Data excerpts:
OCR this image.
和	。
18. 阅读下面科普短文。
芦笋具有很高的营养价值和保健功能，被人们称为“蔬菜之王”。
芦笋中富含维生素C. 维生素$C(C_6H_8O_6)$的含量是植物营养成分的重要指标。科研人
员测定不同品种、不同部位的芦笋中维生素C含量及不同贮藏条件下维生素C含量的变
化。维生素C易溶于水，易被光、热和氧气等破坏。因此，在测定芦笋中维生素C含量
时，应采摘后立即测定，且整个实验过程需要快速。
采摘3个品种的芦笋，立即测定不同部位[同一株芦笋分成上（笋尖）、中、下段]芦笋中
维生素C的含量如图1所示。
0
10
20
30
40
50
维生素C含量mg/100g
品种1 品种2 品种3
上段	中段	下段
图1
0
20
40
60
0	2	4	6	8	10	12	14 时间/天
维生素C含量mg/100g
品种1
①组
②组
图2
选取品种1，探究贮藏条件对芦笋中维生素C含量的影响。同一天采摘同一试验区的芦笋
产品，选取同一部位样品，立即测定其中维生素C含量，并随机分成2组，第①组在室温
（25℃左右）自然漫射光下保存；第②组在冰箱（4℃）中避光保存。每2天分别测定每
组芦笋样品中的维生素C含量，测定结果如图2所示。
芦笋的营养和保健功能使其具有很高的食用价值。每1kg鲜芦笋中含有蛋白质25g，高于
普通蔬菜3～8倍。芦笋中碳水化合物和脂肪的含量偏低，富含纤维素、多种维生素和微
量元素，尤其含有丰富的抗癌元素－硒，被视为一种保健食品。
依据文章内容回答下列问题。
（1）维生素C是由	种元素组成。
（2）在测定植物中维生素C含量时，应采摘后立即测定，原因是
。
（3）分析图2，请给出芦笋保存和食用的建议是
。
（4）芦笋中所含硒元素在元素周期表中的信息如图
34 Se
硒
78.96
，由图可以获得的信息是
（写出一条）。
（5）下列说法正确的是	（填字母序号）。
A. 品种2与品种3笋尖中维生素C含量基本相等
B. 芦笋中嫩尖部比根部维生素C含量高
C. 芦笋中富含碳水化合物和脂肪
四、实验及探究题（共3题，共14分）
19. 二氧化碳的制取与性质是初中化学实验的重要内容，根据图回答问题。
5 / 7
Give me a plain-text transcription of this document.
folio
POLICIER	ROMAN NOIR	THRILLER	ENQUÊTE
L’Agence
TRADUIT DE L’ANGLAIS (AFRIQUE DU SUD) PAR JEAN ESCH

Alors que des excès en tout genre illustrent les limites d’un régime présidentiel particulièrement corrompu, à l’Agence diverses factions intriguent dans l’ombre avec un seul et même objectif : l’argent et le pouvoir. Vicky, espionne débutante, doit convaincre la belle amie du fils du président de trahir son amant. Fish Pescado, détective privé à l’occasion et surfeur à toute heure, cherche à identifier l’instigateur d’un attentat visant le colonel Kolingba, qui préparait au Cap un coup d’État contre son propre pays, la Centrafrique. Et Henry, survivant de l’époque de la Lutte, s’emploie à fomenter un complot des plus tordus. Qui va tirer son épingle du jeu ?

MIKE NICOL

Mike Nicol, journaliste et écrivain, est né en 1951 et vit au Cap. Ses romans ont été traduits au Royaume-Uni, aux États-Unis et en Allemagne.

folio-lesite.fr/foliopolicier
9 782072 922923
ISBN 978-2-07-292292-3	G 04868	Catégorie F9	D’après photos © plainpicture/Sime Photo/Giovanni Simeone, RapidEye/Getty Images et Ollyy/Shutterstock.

**WRITTEN REQUEST**
Each entry above is to be quoted exactly.

**TASK RESPONSE**
OCR this image.
和	。
18. 阅读下面科普短文。
芦笋具有很高的营养价值和保健功能，被人们称为“蔬菜之王”。
芦笋中富含维生素C. 维生素$C(C_6H_8O_6)$的含量是植物营养成分的重要指标。科研人
员测定不同品种、不同部位的芦笋中维生素C含量及不同贮藏条件下维生素C含量的变
化。维生素C易溶于水，易被光、热和氧气等破坏。因此，在测定芦笋中维生素C含量
时，应采摘后立即测定，且整个实验过程需要快速。
采摘3个品种的芦笋，立即测定不同部位[同一株芦笋分成上（笋尖）、中、下段]芦笋中
维生素C的含量如图1所示。
0
10
20
30
40
50
维生素C含量mg/100g
品种1 品种2 品种3
上段	中段	下段
图1
0
20
40
60
0	2	4	6	8	10	12	14 时间/天
维生素C含量mg/100g
品种1
①组
②组
图2
选取品种1，探究贮藏条件对芦笋中维生素C含量的影响。同一天采摘同一试验区的芦笋
产品，选取同一部位样品，立即测定其中维生素C含量，并随机分成2组，第①组在室温
（25℃左右）自然漫射光下保存；第②组在冰箱（4℃）中避光保存。每2天分别测定每
组芦笋样品中的维生素C含量，测定结果如图2所示。
芦笋的营养和保健功能使其具有很高的食用价值。每1kg鲜芦笋中含有蛋白质25g，高于
普通蔬菜3～8倍。芦笋中碳水化合物和脂肪的含量偏低，富含纤维素、多种维生素和微
量元素，尤其含有丰富的抗癌元素－硒，被视为一种保健食品。
依据文章内容回答下列问题。
（1）维生素C是由	种元素组成。
（2）在测定植物中维生素C含量时，应采摘后立即测定，原因是
。
（3）分析图2，请给出芦笋保存和食用的建议是
。
（4）芦笋中所含硒元素在元素周期表中的信息如图
34 Se
硒
78.96
，由图可以获得的信息是
（写出一条）。
（5）下列说法正确的是	（填字母序号）。
A. 品种2与品种3笋尖中维生素C含量基本相等
B. 芦笋中嫩尖部比根部维生素C含量高
C. 芦笋中富含碳水化合物和脂肪
四、实验及探究题（共3题，共14分）
19. 二氧化碳的制取与性质是初中化学实验的重要内容，根据图回答问题。
5 / 7
Give me a plain-text transcription of this document.
folio
POLICIER	ROMAN NOIR	THRILLER	ENQUÊTE
L’Agence
TRADUIT DE L’ANGLAIS (AFRIQUE DU SUD) PAR JEAN ESCH

Alors que des excès en tout genre illustrent les limites d’un régime présidentiel particulièrement corrompu, à l’Agence diverses factions intriguent dans l’ombre avec un seul et même objectif : l’argent et le pouvoir. Vicky, espionne débutante, doit convaincre la belle amie du fils du président de trahir son amant. Fish Pescado, détective privé à l’occasion et surfeur à toute heure, cherche à identifier l’instigateur d’un attentat visant le colonel Kolingba, qui préparait au Cap un coup d’État contre son propre pays, la Centrafrique. Et Henry, survivant de l’époque de la Lutte, s’emploie à fomenter un complot des plus tordus. Qui va tirer son épingle du jeu ?

MIKE NICOL

Mike Nicol, journaliste et écrivain, est né en 1951 et vit au Cap. Ses romans ont été traduits au Royaume-Uni, aux États-Unis et en Allemagne.

folio-lesite.fr/foliopolicier
9 782072 922923
ISBN 978-2-07-292292-3	G 04868	Catégorie F9	D’après photos © plainpicture/Sime Photo/Giovanni Simeone, RapidEye/Getty Images et Ollyy/Shutterstock.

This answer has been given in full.